CLAIMS What is claimed is:
1. A method comprising: providing a user interface to receive a game type definition, which defines a pre-generated game type; and providing a user interface to receive pool-related parameters, which define a pool of pre-generated games containers for a pre-generated game.
2. The method of claim 1 , further comprising: generating the pool of pre-generated games containers based on the game type definition and the pool-related parameters.
3. The method of claim 1 , wherein providing the user interface to receive the game type definition comprises: providing a graphical user interface that includes a repository of building blocks, which may be selected and interconnected to generate a flow diagram corresponding to the game type definition.
4. The method of claim 3, further comprising: generating an instant game markup language text file based on the flow diagram, wherein the instant game markup language text file includes operations and entities specifying a structure of the game type definition.
5. A computer readable medium having program instructions stored thereon, which when executed within a computer, perform the method of claim 1.
6. A method comprising: receiving a game type definition and pool-related parameters for a pre- generated game; creating a games container object array to store multiple games containers; creating multiple game objects, based on the game type definition and the pool-related parameters; and attaching at least some of the multiple game objects to the multiple games containers.
7. The method of claim 6, wherein receiving the game type definition includes receiving a game type definition for a scratch card game type.
8. The method of claim 6, further comprising: providing a user interface to receive the game type definition; and providing a user interface to receive the pool-related parameters.
9. A computer readable medium having program instructions stored thereon, which when executed within a computer, perform the method of claim 6.
10. A method comprising: receiving a flow diagram defining a pre-generated game type; generating an instant game markup language text file based on the flow diagram, the instant game markup language text file including operations and entities specifying a structure of the pre-generated game type; and generating a pool of games containers for the pre-generated game type based on the instant game markup language text file.
11. The method of claim 10, further comprising: providing a graphical user interface that allows an operator to generate the flow diagram, wherein the graphical user interface includes a repository of abstract elements and operations selectable and interconnectable by the operator to generate the flow diagram.
12. The method of claim 10, wherein the syntax of the instant game markup language is defined by Extensible Markup Language (XML) rules.

### Rows from a layout dataset
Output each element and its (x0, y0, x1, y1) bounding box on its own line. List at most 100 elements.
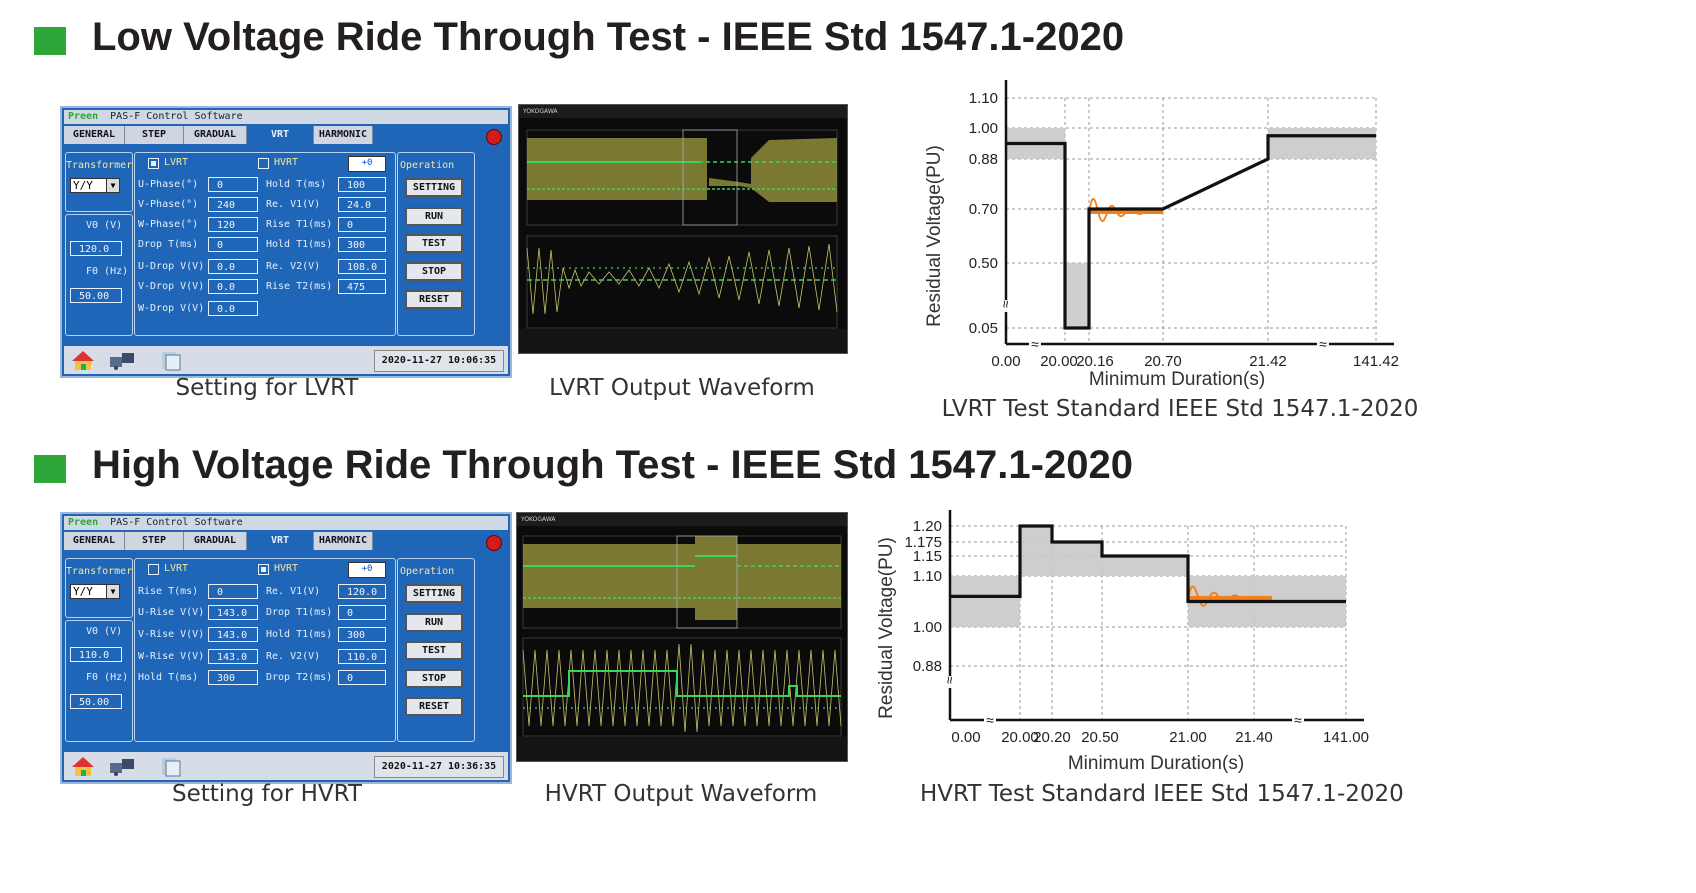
y-tick-label: 1.00 (913, 619, 942, 636)
parameter-group (134, 558, 396, 742)
f0-field[interactable]: 50.00 (70, 694, 122, 709)
document-icon[interactable] (158, 755, 184, 777)
arrow-button[interactable]: +0 (348, 562, 386, 578)
operation-group (397, 558, 475, 742)
setting-button[interactable]: SETTING (405, 178, 463, 197)
f0-field[interactable]: 50.00 (70, 288, 122, 303)
axis-break-icon: ≈ (1319, 336, 1327, 352)
axis-break (1002, 300, 1010, 312)
lvrt-standard-chart: ≈ ≈≈ 1.101.000.880.700.500.050.00 20.0020.… (924, 80, 1399, 390)
param-field[interactable]: 24.0 (338, 197, 386, 212)
param-label: Hold T(ms) (266, 179, 327, 190)
tab-gradual[interactable]: GRADUAL (184, 126, 247, 144)
tab-general[interactable]: GENERAL (64, 126, 125, 144)
param-field[interactable]: 300 (338, 237, 386, 252)
lvrt-setting-caption: Setting for LVRT (175, 375, 359, 401)
param-field[interactable]: 0.0 (208, 301, 258, 316)
param-field[interactable]: 0 (338, 217, 386, 232)
x-tick-label: 21.00 (1169, 729, 1207, 746)
x-tick-label: 0.00 (991, 353, 1020, 370)
home-icon[interactable] (70, 755, 96, 777)
param-label: Hold T1(ms) (266, 239, 333, 250)
y-tick-label: 0.50 (969, 255, 998, 272)
scope-readout (519, 329, 847, 353)
tab-vrt[interactable]: VRT (247, 126, 314, 144)
axis-break-icon: ≈ (998, 300, 1014, 308)
param-field[interactable]: 300 (208, 670, 258, 685)
chevron-down-icon: ▼ (106, 179, 119, 192)
param-label: Drop T1(ms) (266, 607, 333, 618)
param-field[interactable]: 0 (338, 605, 386, 620)
tab-general[interactable]: GENERAL (64, 532, 125, 550)
stop-button[interactable]: STOP (405, 262, 463, 281)
tab-harmonic[interactable]: HARMONIC (314, 532, 373, 550)
tab-step[interactable]: STEP (125, 532, 184, 550)
hvrt-waveform-caption: HVRT Output Waveform (544, 781, 818, 807)
setting-button[interactable]: SETTING (405, 584, 463, 603)
param-field[interactable]: 100 (338, 177, 386, 192)
param-field[interactable]: 143.0 (208, 649, 258, 664)
run-button[interactable]: RUN (405, 207, 463, 226)
f0-label: F0 (Hz) (86, 672, 129, 683)
x-tick-label: 21.40 (1235, 729, 1273, 746)
lvrt-heading: Low Voltage Ride Through Test - IEEE Std… (92, 15, 1125, 59)
tab-step[interactable]: STEP (125, 126, 184, 144)
param-field[interactable]: 108.0 (338, 259, 386, 274)
tab-gradual[interactable]: GRADUAL (184, 532, 247, 550)
y-tick-label: 1.00 (969, 120, 998, 137)
param-field[interactable]: 0 (208, 584, 258, 599)
param-field[interactable]: 0 (208, 177, 258, 192)
close-icon[interactable] (486, 129, 502, 145)
window-title: PAS-F Control Software (110, 111, 243, 122)
reset-button[interactable]: RESET (405, 290, 463, 309)
connection-icon[interactable] (108, 755, 138, 777)
lvrt-oscilloscope-screen: YOKOGAWA (518, 104, 848, 354)
lvrt-checkbox[interactable] (148, 158, 159, 169)
close-icon[interactable] (486, 535, 502, 551)
hvrt-heading: High Voltage Ride Through Test - IEEE St… (92, 443, 1133, 487)
operation-group (397, 152, 475, 336)
connection-icon[interactable] (108, 349, 138, 371)
param-field[interactable]: 143.0 (208, 627, 258, 642)
axis-break-icon: ≈ (1031, 336, 1039, 352)
scope-readout (517, 737, 847, 761)
test-button[interactable]: TEST (405, 234, 463, 253)
reset-button[interactable]: RESET (405, 697, 463, 716)
brand-logo: Preen (68, 111, 99, 122)
hvrt-checkbox[interactable] (258, 564, 269, 575)
hvrt-checkbox[interactable] (258, 158, 269, 169)
tab-vrt[interactable]: VRT (247, 532, 314, 550)
tolerance-band (1020, 526, 1052, 576)
param-field[interactable]: 240 (208, 197, 258, 212)
lvrt-checkbox[interactable] (148, 564, 159, 575)
document-icon[interactable] (158, 349, 184, 371)
test-button[interactable]: TEST (405, 641, 463, 660)
v0-field[interactable]: 110.0 (70, 647, 122, 662)
param-field[interactable]: 110.0 (338, 649, 386, 664)
run-button[interactable]: RUN (405, 613, 463, 632)
param-field[interactable]: 120 (208, 217, 258, 232)
param-field[interactable]: 143.0 (208, 605, 258, 620)
param-field[interactable]: 0.0 (208, 279, 258, 294)
window-title: PAS-F Control Software (110, 517, 243, 528)
param-field[interactable]: 0.0 (208, 259, 258, 274)
v0-field[interactable]: 120.0 (70, 241, 122, 256)
x-tick-label: 141.42 (1353, 353, 1399, 370)
transformer-select[interactable]: Y/Y ▼ (70, 584, 120, 599)
tab-harmonic[interactable]: HARMONIC (314, 126, 373, 144)
x-tick-label: 20.70 (1144, 353, 1182, 370)
stop-button[interactable]: STOP (405, 669, 463, 688)
param-field[interactable]: 300 (338, 627, 386, 642)
param-field[interactable]: 0 (338, 670, 386, 685)
param-field[interactable]: 120.0 (338, 584, 386, 599)
x-tick-label: 20.50 (1081, 729, 1119, 746)
param-field[interactable]: 475 (338, 279, 386, 294)
tab-bar: GENERAL STEP GRADUAL VRT HARMONIC (64, 532, 373, 550)
arrow-button[interactable]: +0 (348, 156, 386, 172)
transformer-select[interactable]: Y/Y ▼ (70, 178, 120, 193)
param-label: Re. V1(V) (266, 199, 321, 210)
transformer-group (65, 152, 133, 212)
home-icon[interactable] (70, 349, 96, 371)
axis-break (1317, 340, 1329, 348)
param-field[interactable]: 0 (208, 237, 258, 252)
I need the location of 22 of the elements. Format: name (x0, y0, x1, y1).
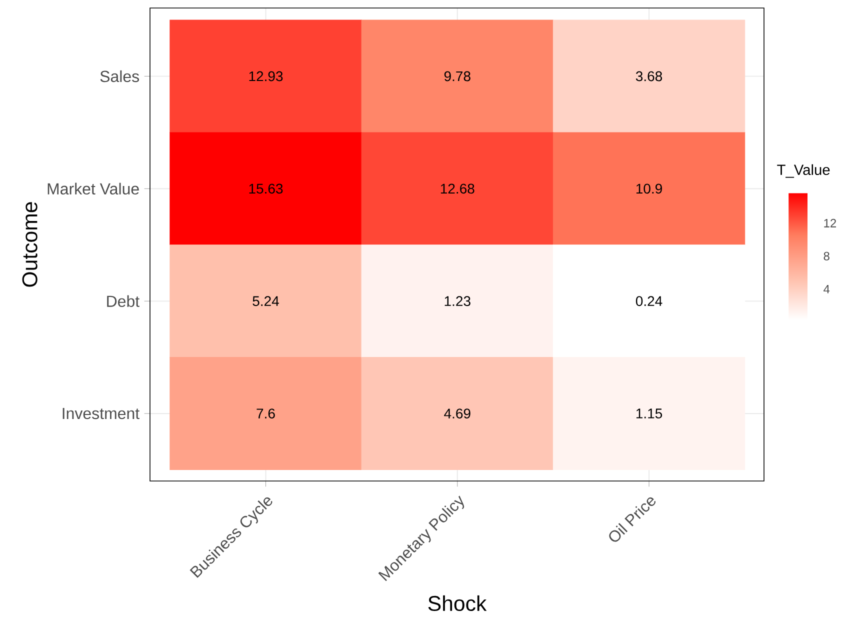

### WHAT YOU SHOULD DO
Answer these questions about the patent claims above:
(a) In claim 7, the game type definition received is for what game type?
(b) In claim 6, what is created to store multiple games containers?
(c) In claim 12, the syntax of the instant game markup language is defined by what rules?

### WRITTEN ANSWER
(a) A scratch card game type.
(b) A games container object array.
(c) Extensible Markup Language (XML) rules.